* [EXERCISE INPUT]:
◆ ◆ ◆ ◆ ◆
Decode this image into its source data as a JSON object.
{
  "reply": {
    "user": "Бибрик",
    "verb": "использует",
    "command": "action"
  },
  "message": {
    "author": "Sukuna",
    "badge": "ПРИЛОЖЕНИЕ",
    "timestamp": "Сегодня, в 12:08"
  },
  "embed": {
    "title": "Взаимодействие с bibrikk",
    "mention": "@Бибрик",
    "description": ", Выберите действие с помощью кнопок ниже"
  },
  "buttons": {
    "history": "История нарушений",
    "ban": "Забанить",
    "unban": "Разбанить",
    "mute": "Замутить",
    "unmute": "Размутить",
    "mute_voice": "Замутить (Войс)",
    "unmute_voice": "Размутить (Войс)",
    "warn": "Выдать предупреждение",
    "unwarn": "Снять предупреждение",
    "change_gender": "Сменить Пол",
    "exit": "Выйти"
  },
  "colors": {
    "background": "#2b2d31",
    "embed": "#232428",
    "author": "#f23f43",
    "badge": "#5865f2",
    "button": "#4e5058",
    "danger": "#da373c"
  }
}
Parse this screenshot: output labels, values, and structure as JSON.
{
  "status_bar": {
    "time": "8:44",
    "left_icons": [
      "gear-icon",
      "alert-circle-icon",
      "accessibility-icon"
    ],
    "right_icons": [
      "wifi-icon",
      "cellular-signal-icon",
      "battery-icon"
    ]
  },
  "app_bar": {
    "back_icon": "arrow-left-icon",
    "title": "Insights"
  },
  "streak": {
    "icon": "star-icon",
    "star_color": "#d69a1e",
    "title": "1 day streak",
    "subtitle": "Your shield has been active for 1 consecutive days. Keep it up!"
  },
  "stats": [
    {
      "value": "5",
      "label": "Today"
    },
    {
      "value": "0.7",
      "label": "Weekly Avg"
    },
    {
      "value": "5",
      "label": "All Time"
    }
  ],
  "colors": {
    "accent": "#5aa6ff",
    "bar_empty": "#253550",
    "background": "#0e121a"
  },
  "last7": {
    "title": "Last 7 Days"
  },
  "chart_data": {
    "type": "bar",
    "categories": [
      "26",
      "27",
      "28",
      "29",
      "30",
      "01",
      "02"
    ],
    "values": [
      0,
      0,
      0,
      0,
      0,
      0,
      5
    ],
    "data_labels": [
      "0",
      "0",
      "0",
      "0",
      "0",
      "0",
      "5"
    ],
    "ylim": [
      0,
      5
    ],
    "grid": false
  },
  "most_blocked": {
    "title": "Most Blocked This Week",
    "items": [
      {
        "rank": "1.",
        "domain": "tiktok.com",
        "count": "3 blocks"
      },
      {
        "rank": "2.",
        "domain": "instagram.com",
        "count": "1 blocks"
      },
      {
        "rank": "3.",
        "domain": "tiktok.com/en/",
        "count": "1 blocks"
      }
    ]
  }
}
◆ ◆ ◆ ◆ ◆
* [TASK STATEMENT]:
Identify and copy the lines holding the word "tiktok".

* [SOLUTION TO THIS EXERCISE]:
        "domain": "tiktok.com",
        "domain": "tiktok.com/en/",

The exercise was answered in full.